-- EXERCISE --
Count how many lines mention the word "Mean". Write that number alone.
>> start RECORDED DATA
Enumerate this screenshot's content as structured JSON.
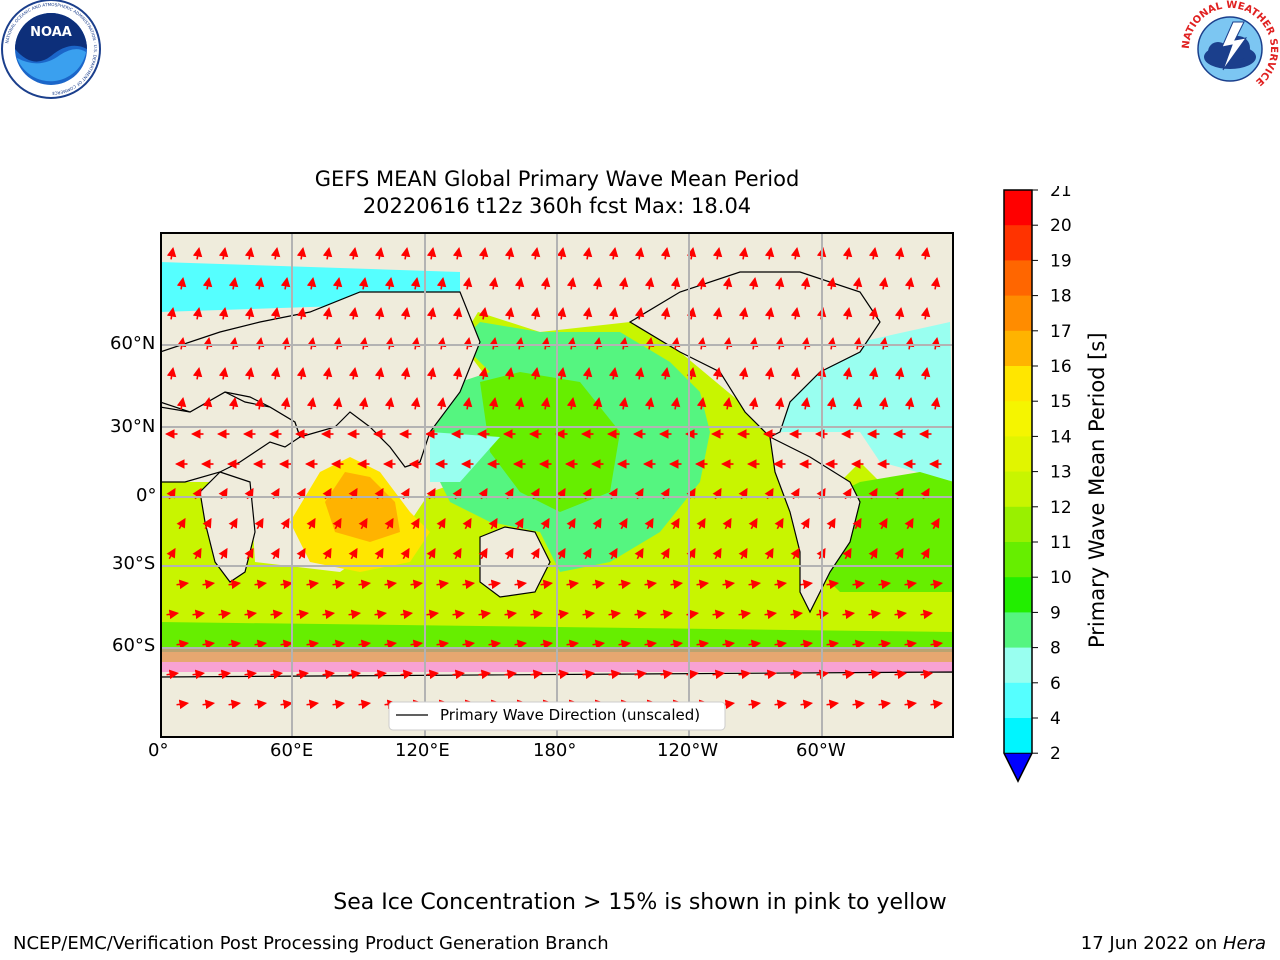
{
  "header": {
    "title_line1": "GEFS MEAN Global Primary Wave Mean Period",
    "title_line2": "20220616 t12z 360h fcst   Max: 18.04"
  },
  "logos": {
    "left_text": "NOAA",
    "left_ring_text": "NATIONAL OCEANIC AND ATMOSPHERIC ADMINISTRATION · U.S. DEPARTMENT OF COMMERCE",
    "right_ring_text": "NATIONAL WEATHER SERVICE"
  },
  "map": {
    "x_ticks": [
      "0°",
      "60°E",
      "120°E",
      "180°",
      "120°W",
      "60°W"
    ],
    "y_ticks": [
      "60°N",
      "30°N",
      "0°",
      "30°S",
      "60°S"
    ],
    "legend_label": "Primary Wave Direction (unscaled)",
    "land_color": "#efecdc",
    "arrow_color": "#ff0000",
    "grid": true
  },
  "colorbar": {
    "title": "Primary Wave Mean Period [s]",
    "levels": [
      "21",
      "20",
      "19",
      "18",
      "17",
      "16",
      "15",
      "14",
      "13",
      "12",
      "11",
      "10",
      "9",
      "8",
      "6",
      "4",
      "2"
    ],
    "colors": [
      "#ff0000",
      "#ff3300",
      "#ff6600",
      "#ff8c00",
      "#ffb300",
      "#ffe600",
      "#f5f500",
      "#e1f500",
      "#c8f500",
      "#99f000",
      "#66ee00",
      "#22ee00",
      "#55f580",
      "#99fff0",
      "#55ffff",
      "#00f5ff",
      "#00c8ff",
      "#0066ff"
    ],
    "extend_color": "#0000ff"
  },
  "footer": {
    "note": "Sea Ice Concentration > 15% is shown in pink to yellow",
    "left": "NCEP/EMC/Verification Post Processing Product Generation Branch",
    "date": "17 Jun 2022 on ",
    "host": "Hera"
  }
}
>> end RECORDED DATA
>> start RECORDED DATA
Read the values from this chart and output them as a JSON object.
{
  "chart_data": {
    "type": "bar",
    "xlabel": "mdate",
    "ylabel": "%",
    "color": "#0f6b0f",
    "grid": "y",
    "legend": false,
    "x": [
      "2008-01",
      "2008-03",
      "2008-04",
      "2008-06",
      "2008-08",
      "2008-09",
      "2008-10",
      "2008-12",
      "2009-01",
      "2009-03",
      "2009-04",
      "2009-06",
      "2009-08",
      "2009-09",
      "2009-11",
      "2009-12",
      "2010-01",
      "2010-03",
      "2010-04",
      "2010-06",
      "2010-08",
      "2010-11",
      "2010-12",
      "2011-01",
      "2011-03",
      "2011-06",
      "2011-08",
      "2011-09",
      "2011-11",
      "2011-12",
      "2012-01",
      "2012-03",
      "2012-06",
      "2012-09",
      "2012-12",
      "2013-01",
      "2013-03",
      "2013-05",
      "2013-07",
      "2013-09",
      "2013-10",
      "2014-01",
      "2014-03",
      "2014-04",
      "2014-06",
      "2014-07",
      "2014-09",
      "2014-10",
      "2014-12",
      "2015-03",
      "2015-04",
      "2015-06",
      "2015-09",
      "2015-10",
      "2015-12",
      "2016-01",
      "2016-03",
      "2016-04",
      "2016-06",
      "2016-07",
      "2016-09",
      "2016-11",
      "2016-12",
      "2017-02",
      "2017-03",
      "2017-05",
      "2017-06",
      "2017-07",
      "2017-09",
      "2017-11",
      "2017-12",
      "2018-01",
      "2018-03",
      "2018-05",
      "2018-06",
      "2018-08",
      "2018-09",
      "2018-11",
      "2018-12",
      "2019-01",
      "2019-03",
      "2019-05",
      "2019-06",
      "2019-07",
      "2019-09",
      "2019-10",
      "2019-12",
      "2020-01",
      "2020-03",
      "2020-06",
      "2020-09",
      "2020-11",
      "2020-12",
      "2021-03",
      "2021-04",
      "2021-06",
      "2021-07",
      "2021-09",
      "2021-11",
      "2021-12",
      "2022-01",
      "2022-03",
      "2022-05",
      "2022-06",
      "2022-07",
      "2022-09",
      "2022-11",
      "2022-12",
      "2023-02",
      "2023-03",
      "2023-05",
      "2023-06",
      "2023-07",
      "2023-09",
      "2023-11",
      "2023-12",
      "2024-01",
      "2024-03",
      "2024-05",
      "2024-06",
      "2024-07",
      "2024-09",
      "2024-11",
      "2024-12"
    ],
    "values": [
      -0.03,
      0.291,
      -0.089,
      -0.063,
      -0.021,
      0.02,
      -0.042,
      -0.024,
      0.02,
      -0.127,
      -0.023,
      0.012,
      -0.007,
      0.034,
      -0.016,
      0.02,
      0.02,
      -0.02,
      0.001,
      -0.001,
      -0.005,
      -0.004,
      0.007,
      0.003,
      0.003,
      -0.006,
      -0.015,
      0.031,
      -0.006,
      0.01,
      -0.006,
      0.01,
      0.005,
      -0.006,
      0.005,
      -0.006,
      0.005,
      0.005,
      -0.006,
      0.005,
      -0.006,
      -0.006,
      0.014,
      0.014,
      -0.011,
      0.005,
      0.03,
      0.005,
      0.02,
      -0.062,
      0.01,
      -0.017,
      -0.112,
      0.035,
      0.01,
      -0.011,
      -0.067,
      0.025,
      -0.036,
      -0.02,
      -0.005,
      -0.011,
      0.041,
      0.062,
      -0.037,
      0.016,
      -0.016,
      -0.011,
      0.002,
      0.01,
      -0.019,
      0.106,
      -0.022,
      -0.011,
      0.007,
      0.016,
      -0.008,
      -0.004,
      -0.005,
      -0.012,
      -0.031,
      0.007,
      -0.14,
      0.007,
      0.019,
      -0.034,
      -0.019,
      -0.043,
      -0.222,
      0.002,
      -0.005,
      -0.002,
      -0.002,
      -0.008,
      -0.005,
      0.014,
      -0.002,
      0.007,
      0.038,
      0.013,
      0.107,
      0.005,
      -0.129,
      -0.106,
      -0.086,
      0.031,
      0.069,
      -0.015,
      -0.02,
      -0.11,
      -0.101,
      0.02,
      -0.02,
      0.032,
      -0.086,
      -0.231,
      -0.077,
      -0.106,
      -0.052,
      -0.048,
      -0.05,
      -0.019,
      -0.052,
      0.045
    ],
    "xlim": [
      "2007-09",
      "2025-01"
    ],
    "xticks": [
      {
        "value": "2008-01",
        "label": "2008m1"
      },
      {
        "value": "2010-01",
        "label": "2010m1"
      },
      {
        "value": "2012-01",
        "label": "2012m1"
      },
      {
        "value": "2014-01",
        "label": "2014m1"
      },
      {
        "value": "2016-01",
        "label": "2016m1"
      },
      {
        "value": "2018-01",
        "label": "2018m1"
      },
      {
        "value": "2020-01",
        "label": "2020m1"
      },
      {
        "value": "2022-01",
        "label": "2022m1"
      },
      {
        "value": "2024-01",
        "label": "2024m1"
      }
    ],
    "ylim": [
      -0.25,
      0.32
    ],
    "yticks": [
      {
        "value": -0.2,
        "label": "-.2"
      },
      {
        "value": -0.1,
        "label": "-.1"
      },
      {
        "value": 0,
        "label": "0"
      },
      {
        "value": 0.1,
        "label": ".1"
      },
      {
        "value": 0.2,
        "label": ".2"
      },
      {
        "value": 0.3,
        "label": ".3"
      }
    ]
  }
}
>> end RECORDED DATA
>> start RECORDED DATA
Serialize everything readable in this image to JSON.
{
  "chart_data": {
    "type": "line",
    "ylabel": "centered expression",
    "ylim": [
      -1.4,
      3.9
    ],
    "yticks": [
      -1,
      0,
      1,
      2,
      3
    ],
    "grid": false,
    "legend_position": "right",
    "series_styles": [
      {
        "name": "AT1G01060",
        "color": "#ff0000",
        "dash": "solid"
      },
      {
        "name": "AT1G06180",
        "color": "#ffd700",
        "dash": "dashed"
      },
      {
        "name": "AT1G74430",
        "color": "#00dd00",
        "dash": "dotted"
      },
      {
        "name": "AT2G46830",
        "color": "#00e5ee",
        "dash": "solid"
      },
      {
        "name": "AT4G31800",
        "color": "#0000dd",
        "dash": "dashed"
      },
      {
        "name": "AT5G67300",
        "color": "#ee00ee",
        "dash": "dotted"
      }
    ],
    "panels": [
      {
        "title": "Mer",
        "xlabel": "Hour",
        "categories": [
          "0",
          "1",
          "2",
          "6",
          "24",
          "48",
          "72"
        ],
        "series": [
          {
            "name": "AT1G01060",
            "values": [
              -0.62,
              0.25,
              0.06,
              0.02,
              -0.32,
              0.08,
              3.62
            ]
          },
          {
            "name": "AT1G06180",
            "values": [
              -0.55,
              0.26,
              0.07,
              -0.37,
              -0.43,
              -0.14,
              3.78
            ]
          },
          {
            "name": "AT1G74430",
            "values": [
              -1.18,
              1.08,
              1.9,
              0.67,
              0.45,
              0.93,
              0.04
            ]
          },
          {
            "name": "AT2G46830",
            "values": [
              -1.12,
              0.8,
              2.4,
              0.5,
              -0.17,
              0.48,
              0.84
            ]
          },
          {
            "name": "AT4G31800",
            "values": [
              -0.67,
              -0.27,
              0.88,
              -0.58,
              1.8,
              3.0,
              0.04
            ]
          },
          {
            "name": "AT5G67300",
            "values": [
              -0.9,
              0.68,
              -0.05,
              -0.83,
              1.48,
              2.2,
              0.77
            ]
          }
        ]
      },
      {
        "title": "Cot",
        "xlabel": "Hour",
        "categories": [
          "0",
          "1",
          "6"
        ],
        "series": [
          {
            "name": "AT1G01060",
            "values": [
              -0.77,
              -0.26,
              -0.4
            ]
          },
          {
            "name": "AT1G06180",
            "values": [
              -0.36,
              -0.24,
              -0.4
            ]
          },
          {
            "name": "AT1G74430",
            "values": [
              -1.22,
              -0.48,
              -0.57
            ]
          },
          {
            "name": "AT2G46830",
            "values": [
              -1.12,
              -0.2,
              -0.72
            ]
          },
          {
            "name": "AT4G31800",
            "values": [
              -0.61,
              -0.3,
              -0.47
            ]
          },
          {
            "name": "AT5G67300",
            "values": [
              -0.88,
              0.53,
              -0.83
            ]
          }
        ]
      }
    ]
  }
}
>> end RECORDED DATA
-- RESULT OF THIS TASK --
2